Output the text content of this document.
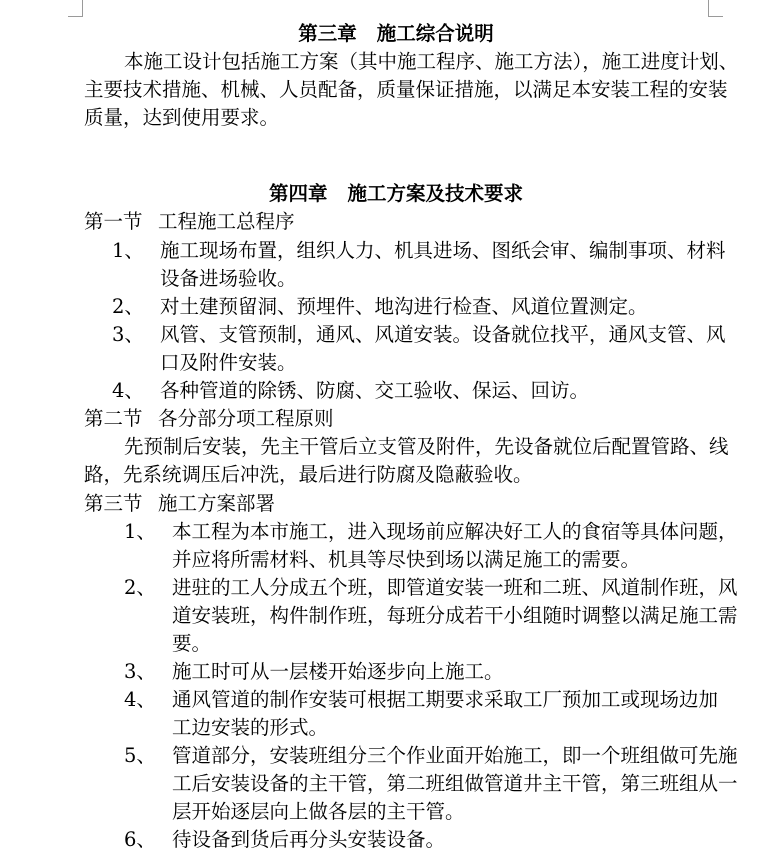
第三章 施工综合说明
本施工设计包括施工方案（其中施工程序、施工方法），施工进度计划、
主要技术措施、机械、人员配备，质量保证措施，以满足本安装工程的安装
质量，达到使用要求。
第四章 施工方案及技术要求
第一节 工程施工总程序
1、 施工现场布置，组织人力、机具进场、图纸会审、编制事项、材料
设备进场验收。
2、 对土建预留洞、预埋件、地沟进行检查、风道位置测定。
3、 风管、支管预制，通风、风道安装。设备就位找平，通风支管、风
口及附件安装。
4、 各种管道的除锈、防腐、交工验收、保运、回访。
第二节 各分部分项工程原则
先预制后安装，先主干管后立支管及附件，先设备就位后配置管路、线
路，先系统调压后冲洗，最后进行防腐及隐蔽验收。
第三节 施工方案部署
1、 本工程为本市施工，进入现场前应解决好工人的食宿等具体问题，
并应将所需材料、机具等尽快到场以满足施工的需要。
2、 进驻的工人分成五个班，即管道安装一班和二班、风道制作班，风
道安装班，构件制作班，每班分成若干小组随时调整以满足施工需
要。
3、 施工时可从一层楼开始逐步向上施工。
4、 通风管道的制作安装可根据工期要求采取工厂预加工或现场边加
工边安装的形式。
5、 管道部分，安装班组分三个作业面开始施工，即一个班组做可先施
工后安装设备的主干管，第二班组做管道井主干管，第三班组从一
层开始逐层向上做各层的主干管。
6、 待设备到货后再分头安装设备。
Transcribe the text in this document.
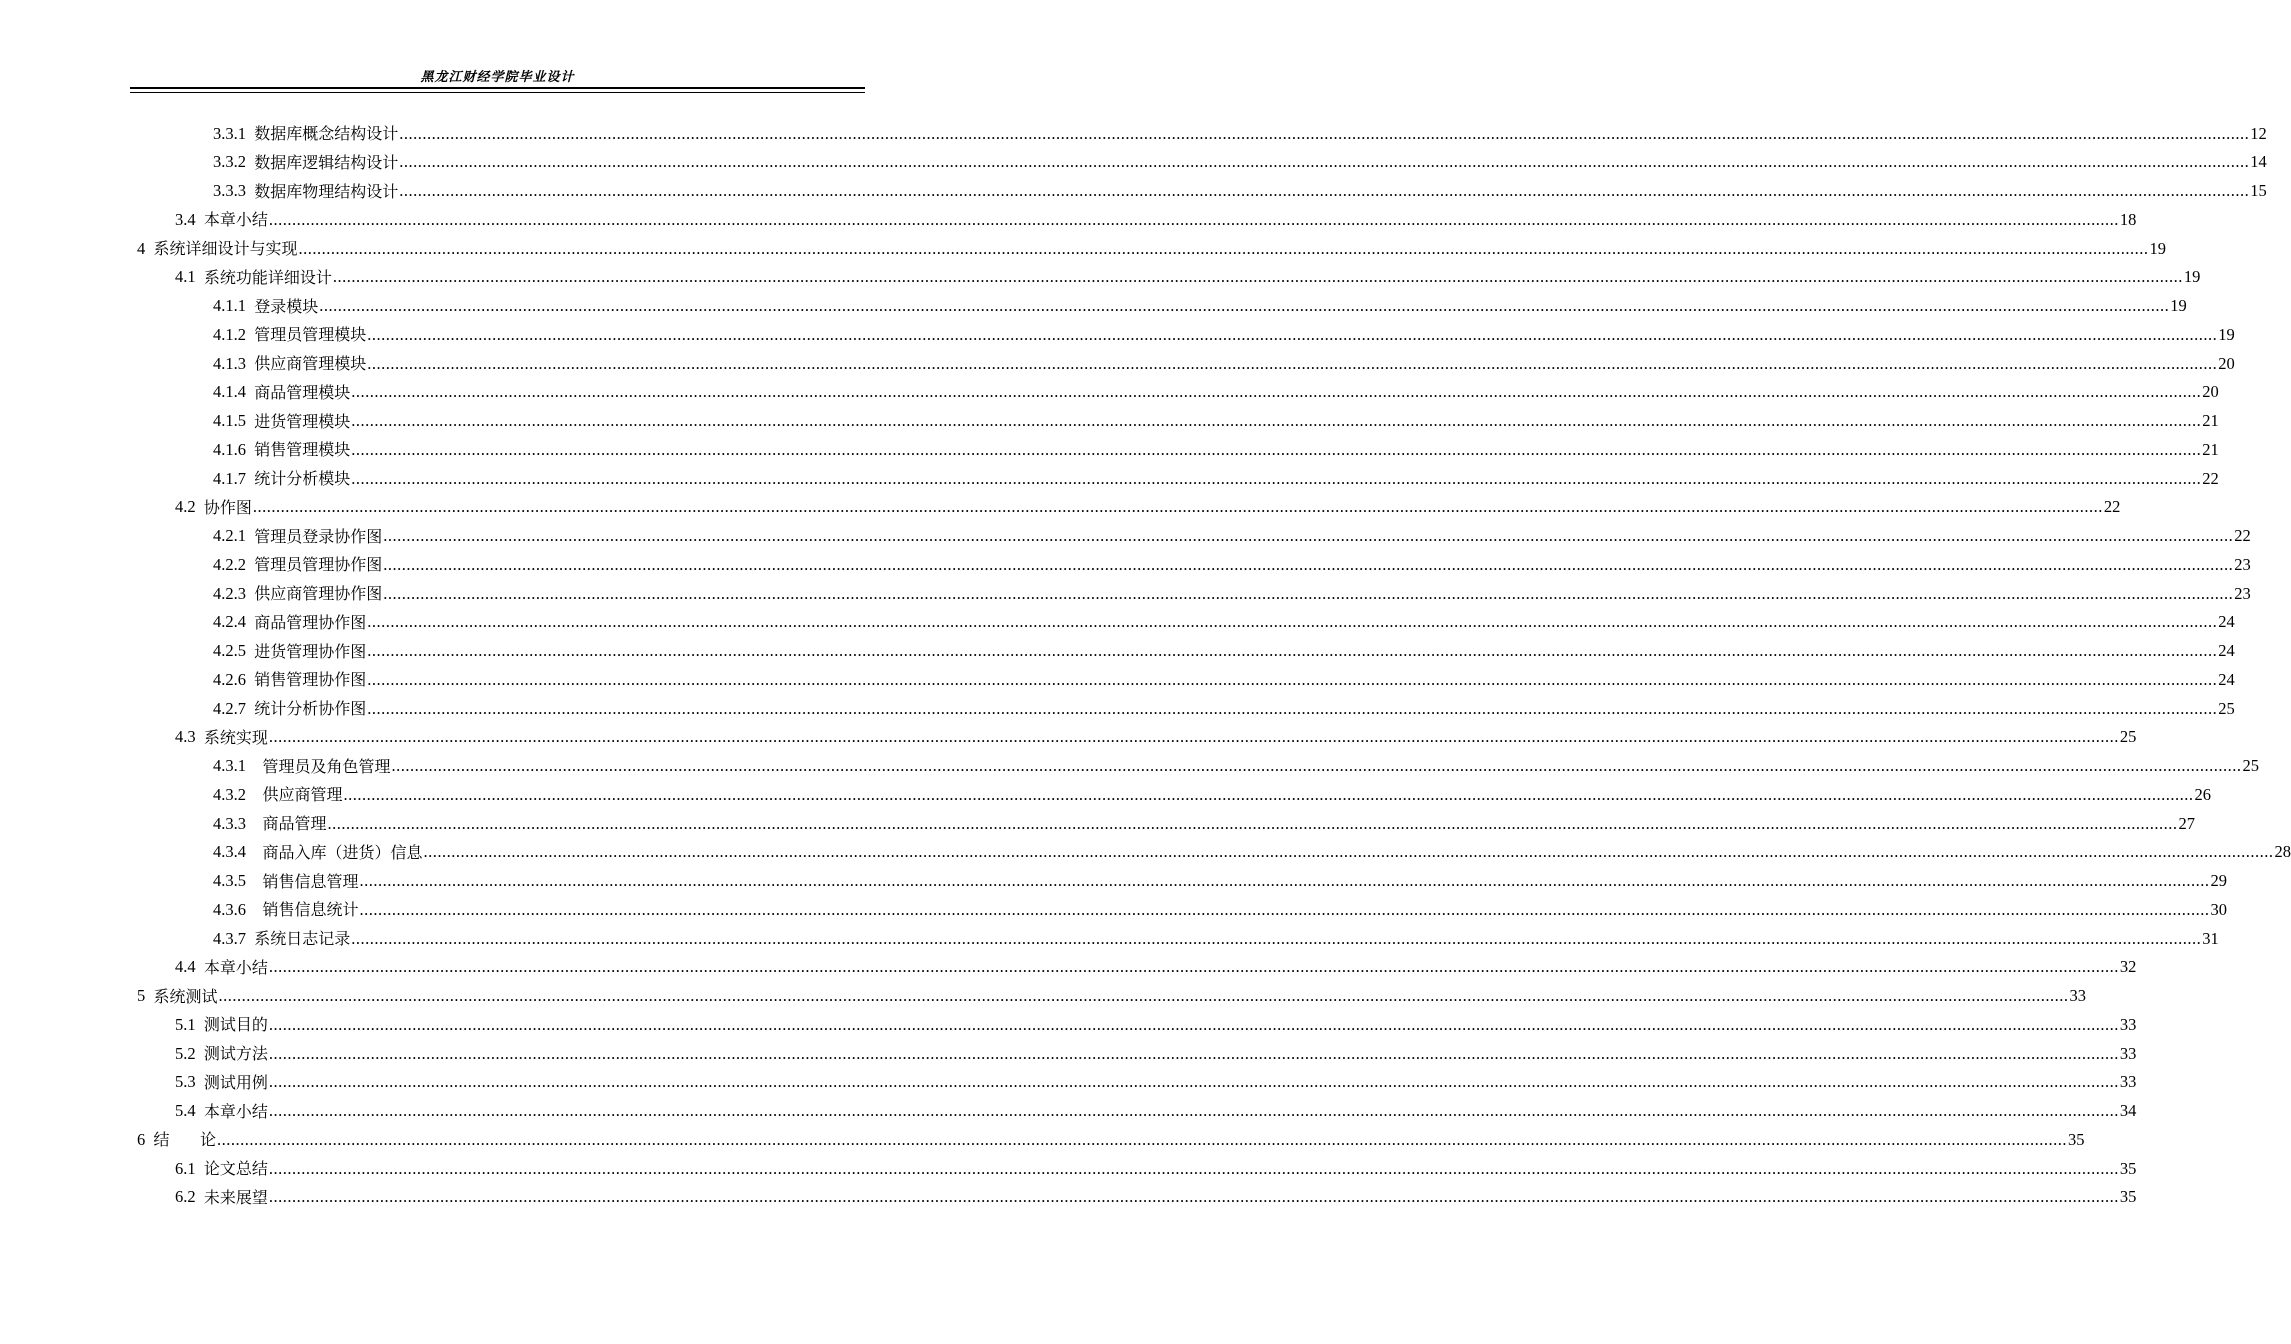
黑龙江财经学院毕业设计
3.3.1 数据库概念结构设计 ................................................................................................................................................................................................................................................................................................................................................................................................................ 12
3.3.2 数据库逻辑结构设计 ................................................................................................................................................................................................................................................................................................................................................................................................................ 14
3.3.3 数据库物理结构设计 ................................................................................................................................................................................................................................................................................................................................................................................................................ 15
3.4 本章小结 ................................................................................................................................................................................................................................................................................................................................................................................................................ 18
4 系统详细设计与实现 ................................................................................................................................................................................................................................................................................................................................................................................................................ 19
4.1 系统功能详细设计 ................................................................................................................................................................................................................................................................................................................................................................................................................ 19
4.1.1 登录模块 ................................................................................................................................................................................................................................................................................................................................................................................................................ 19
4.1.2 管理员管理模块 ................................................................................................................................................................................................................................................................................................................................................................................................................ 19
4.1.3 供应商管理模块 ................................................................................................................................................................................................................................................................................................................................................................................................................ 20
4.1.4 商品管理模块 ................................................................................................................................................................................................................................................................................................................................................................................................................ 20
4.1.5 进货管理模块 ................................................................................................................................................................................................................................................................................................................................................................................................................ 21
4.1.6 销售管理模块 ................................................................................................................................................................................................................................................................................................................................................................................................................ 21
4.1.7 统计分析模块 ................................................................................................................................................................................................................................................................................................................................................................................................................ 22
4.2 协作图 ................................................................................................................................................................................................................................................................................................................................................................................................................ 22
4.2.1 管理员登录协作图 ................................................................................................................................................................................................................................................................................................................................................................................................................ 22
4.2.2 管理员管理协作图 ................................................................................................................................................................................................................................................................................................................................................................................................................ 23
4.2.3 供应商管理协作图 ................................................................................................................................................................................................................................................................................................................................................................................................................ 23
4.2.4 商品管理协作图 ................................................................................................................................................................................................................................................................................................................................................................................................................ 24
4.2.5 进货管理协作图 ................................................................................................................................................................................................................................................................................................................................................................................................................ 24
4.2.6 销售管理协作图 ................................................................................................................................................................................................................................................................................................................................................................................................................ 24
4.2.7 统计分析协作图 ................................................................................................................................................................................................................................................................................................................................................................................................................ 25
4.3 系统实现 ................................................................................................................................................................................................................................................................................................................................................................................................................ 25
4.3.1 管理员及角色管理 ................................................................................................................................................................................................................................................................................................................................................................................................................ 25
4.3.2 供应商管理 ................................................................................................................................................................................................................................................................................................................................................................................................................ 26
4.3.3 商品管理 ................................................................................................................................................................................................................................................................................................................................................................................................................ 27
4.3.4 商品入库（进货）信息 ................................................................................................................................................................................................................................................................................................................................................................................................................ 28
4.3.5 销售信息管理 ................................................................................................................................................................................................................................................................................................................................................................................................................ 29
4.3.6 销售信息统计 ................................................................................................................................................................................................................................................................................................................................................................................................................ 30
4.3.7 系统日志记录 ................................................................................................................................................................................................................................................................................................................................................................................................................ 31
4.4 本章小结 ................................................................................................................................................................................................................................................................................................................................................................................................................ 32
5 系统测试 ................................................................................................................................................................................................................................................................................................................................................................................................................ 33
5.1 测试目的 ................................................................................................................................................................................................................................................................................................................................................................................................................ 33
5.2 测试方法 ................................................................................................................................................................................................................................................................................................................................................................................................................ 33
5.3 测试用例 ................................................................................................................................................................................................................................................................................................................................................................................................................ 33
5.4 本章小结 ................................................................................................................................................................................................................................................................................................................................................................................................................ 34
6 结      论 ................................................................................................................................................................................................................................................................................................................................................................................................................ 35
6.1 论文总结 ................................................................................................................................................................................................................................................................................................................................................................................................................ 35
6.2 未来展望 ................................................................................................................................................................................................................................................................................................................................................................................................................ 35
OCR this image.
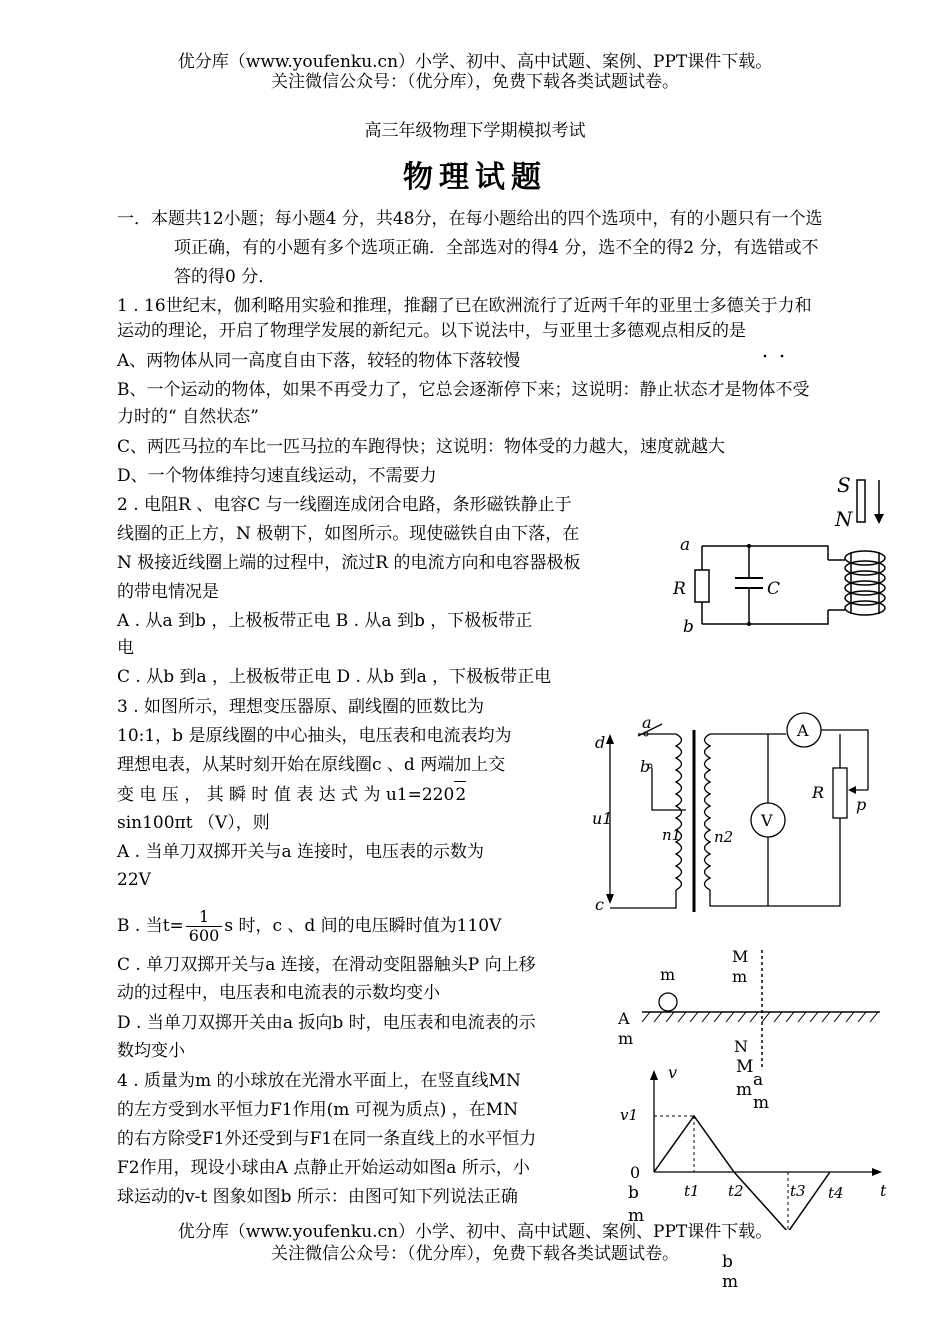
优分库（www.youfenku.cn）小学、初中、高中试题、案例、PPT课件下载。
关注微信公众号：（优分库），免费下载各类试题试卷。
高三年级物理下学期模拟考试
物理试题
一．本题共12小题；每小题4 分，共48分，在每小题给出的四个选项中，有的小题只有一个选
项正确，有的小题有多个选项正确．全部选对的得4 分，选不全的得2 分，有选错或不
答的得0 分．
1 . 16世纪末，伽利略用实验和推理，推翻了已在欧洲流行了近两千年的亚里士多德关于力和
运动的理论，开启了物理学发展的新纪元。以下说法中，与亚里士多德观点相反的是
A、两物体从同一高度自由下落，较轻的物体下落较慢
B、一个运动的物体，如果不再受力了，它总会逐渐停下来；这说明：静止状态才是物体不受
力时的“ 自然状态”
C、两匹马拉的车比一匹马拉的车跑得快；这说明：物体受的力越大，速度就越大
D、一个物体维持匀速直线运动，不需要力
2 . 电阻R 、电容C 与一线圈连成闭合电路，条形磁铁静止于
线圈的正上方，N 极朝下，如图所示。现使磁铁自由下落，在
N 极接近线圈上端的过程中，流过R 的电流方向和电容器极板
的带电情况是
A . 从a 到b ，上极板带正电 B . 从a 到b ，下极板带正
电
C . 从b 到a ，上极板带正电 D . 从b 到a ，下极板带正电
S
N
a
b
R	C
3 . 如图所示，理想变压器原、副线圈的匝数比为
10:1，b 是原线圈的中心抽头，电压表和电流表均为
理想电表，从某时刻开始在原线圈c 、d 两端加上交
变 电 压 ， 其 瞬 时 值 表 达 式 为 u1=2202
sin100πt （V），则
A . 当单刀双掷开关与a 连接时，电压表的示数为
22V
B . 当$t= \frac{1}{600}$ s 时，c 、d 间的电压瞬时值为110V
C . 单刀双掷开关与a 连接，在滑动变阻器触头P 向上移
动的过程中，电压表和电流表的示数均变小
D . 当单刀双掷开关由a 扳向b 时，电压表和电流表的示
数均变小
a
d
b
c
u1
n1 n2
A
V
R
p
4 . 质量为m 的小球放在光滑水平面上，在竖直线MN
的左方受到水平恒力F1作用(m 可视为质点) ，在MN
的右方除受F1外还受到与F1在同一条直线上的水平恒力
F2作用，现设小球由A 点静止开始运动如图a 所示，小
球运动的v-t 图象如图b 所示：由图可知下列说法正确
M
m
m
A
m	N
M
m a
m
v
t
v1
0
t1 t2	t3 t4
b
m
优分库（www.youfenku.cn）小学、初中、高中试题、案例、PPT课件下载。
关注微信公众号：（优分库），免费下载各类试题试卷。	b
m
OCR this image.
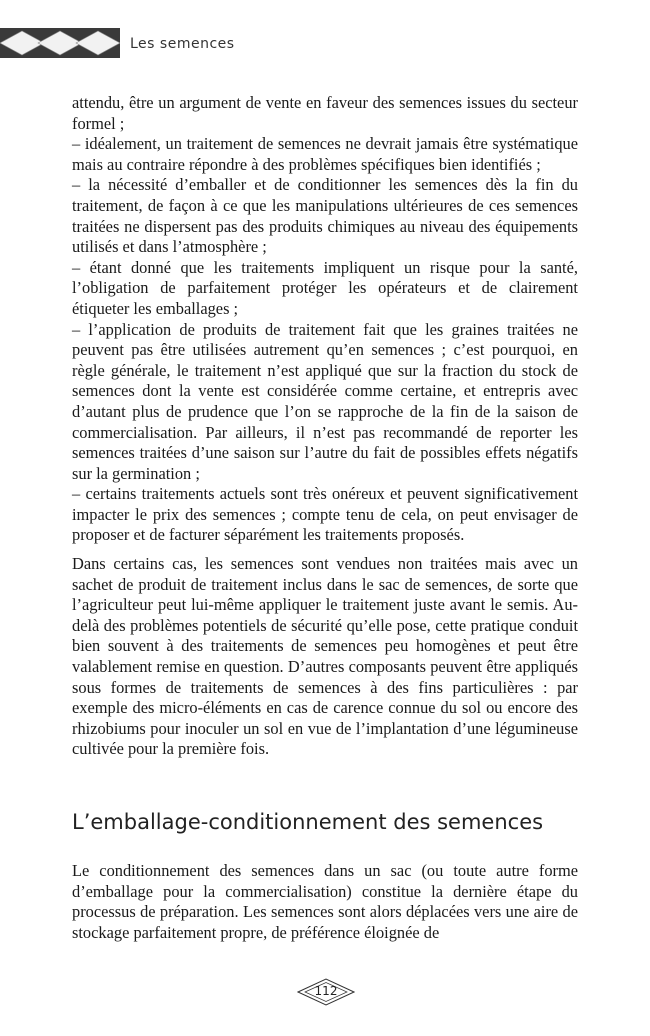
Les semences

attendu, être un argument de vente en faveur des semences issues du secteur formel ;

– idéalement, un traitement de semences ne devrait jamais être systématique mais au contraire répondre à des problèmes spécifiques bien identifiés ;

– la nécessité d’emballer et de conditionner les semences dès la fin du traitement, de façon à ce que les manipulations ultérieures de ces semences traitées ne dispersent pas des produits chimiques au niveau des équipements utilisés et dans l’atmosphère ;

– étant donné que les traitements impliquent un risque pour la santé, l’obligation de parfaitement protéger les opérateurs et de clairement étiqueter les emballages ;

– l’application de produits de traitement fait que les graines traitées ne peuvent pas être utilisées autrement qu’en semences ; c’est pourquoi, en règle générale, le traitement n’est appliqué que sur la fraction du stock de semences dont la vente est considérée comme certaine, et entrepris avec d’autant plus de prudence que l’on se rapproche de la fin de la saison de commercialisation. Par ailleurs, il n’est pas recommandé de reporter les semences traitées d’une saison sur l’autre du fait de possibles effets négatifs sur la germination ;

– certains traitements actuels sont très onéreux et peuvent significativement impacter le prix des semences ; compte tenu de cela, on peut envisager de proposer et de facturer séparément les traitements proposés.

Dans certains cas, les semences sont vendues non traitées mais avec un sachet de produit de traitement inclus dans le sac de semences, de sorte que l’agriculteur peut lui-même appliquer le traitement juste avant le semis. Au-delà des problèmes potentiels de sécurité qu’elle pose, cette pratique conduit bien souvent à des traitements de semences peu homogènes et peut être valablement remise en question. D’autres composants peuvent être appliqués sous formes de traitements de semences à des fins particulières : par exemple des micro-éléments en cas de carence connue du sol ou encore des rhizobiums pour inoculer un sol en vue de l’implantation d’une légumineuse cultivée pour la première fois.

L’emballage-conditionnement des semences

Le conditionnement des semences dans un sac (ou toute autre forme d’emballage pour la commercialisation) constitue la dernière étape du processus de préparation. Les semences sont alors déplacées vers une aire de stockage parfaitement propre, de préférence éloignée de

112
═══
Instruction: Search the records above for "produits". Copy each line where it is found.

Output for this exercise:
– la nécessité d’emballer et de conditionner les semences dès la fin du traitement, de façon à ce que les manipulations ultérieures de ces semences traitées ne dispersent pas des produits chimiques au niveau des équipements utilisés et dans l’atmosphère ;
– l’application de produits de traitement fait que les graines traitées ne peuvent pas être utilisées autrement qu’en semences ; c’est pourquoi, en règle générale, le traitement n’est appliqué que sur la fraction du stock de semences dont la vente est considérée comme certaine, et entrepris avec d’autant plus de prudence que l’on se rapproche de la fin de la saison de commercialisation. Par ailleurs, il n’est pas recommandé de reporter les semences traitées d’une saison sur l’autre du fait de possibles effets négatifs sur la germination ;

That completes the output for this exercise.